Reproduce all of the data word for word.

Record set »
__________

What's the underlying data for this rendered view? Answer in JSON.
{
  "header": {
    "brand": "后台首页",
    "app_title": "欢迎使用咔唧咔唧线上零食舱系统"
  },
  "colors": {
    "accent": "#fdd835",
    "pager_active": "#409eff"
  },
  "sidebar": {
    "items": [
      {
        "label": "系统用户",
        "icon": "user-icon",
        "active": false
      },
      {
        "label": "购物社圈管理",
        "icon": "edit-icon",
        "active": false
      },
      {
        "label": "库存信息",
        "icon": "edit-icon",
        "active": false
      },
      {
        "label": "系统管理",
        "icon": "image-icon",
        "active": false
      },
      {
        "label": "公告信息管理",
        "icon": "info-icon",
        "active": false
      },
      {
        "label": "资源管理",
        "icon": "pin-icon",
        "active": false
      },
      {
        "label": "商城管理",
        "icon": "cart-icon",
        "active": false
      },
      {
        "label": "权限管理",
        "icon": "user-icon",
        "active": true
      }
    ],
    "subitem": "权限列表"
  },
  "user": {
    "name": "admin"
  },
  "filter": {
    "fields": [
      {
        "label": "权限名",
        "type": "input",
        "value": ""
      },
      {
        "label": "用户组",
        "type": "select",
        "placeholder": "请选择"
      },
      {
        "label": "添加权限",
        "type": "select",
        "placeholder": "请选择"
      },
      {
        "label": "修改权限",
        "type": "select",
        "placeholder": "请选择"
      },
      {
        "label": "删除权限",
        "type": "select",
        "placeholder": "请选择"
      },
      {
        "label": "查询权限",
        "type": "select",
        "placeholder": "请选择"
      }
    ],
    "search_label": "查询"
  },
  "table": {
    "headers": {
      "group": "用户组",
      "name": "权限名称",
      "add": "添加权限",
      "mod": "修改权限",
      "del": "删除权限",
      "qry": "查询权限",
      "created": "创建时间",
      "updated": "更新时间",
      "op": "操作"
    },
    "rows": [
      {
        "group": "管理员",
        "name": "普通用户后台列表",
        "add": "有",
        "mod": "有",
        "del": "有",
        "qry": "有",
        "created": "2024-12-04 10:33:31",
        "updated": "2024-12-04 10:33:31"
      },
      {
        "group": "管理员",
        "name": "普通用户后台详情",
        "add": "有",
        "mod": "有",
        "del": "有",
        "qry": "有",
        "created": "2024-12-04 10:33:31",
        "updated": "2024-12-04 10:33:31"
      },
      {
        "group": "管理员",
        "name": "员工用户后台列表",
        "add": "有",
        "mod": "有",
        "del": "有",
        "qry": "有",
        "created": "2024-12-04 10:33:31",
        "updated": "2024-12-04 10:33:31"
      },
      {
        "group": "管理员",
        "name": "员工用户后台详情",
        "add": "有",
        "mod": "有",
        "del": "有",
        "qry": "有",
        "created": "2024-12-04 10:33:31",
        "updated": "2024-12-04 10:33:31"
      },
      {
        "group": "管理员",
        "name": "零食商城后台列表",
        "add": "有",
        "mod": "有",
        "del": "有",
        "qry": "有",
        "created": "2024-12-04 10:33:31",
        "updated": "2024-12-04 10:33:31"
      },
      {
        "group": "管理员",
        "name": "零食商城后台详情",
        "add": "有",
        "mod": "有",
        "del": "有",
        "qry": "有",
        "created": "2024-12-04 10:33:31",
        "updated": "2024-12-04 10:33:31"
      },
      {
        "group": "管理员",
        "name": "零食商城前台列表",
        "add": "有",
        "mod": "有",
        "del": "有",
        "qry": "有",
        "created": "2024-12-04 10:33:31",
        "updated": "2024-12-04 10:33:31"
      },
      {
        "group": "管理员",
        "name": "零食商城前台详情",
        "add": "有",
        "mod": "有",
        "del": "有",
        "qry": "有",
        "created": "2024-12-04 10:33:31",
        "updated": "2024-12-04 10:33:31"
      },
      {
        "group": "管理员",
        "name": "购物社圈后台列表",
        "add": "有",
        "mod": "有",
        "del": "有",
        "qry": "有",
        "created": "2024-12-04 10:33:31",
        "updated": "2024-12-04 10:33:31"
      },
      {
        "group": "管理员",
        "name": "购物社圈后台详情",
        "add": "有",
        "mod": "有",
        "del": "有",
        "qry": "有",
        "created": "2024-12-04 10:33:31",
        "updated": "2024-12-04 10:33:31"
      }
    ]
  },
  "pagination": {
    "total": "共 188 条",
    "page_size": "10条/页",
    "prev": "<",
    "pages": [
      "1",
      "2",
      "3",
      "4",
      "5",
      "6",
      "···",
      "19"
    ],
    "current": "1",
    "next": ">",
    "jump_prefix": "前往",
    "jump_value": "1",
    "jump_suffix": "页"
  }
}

__________

Exercise result »
What's the underlying data for this rendered view? Answer in JSON.
{
  "header": {
    "brand": "后台首页",
    "app_title": "欢迎使用咔唧咔唧线上零食舱系统"
  },
  "colors": {
    "accent": "#fdd835",
    "pager_active": "#409eff"
  },
  "sidebar": {
    "items": [
      {
        "label": "系统用户",
        "icon": "user-icon",
        "active": false
      },
      {
        "label": "购物社圈管理",
        "icon": "edit-icon",
        "active": false
      },
      {
        "label": "库存信息",
        "icon": "edit-icon",
        "active": false
      },
      {
        "label": "系统管理",
        "icon": "image-icon",
        "active": false
      },
      {
        "label": "公告信息管理",
        "icon": "info-icon",
        "active": false
      },
      {
        "label": "资源管理",
        "icon": "pin-icon",
        "active": false
      },
      {
        "label": "商城管理",
        "icon": "cart-icon",
        "active": false
      },
      {
        "label": "权限管理",
        "icon": "user-icon",
        "active": true
      }
    ],
    "subitem": "权限列表"
  },
  "user": {
    "name": "admin"
  },
  "filter": {
    "fields": [
      {
        "label": "权限名",
        "type": "input",
        "value": ""
      },
      {
        "label": "用户组",
        "type": "select",
        "placeholder": "请选择"
      },
      {
        "label": "添加权限",
        "type": "select",
        "placeholder": "请选择"
      },
      {
        "label": "修改权限",
        "type": "select",
        "placeholder": "请选择"
      },
      {
        "label": "删除权限",
        "type": "select",
        "placeholder": "请选择"
      },
      {
        "label": "查询权限",
        "type": "select",
        "placeholder": "请选择"
      }
    ],
    "search_label": "查询"
  },
  "table": {
    "headers": {
      "group": "用户组",
      "name": "权限名称",
      "add": "添加权限",
      "mod": "修改权限",
      "del": "删除权限",
      "qry": "查询权限",
      "created": "创建时间",
      "updated": "更新时间",
      "op": "操作"
    },
    "rows": [
      {
        "group": "管理员",
        "name": "普通用户后台列表",
        "add": "有",
        "mod": "有",
        "del": "有",
        "qry": "有",
        "created": "2024-12-04 10:33:31",
        "updated": "2024-12-04 10:33:31"
      },
      {
        "group": "管理员",
        "name": "普通用户后台详情",
        "add": "有",
        "mod": "有",
        "del": "有",
        "qry": "有",
        "created": "2024-12-04 10:33:31",
        "updated": "2024-12-04 10:33:31"
      },
      {
        "group": "管理员",
        "name": "员工用户后台列表",
        "add": "有",
        "mod": "有",
        "del": "有",
        "qry": "有",
        "created": "2024-12-04 10:33:31",
        "updated": "2024-12-04 10:33:31"
      },
      {
        "group": "管理员",
        "name": "员工用户后台详情",
        "add": "有",
        "mod": "有",
        "del": "有",
        "qry": "有",
        "created": "2024-12-04 10:33:31",
        "updated": "2024-12-04 10:33:31"
      },
      {
        "group": "管理员",
        "name": "零食商城后台列表",
        "add": "有",
        "mod": "有",
        "del": "有",
        "qry": "有",
        "created": "2024-12-04 10:33:31",
        "updated": "2024-12-04 10:33:31"
      },
      {
        "group": "管理员",
        "name": "零食商城后台详情",
        "add": "有",
        "mod": "有",
        "del": "有",
        "qry": "有",
        "created": "2024-12-04 10:33:31",
        "updated": "2024-12-04 10:33:31"
      },
      {
        "group": "管理员",
        "name": "零食商城前台列表",
        "add": "有",
        "mod": "有",
        "del": "有",
        "qry": "有",
        "created": "2024-12-04 10:33:31",
        "updated": "2024-12-04 10:33:31"
      },
      {
        "group": "管理员",
        "name": "零食商城前台详情",
        "add": "有",
        "mod": "有",
        "del": "有",
        "qry": "有",
        "created": "2024-12-04 10:33:31",
        "updated": "2024-12-04 10:33:31"
      },
      {
        "group": "管理员",
        "name": "购物社圈后台列表",
        "add": "有",
        "mod": "有",
        "del": "有",
        "qry": "有",
        "created": "2024-12-04 10:33:31",
        "updated": "2024-12-04 10:33:31"
      },
      {
        "group": "管理员",
        "name": "购物社圈后台详情",
        "add": "有",
        "mod": "有",
        "del": "有",
        "qry": "有",
        "created": "2024-12-04 10:33:31",
        "updated": "2024-12-04 10:33:31"
      }
    ]
  },
  "pagination": {
    "total": "共 188 条",
    "page_size": "10条/页",
    "prev": "<",
    "pages": [
      "1",
      "2",
      "3",
      "4",
      "5",
      "6",
      "···",
      "19"
    ],
    "current": "1",
    "next": ">",
    "jump_prefix": "前往",
    "jump_value": "1",
    "jump_suffix": "页"
  }
}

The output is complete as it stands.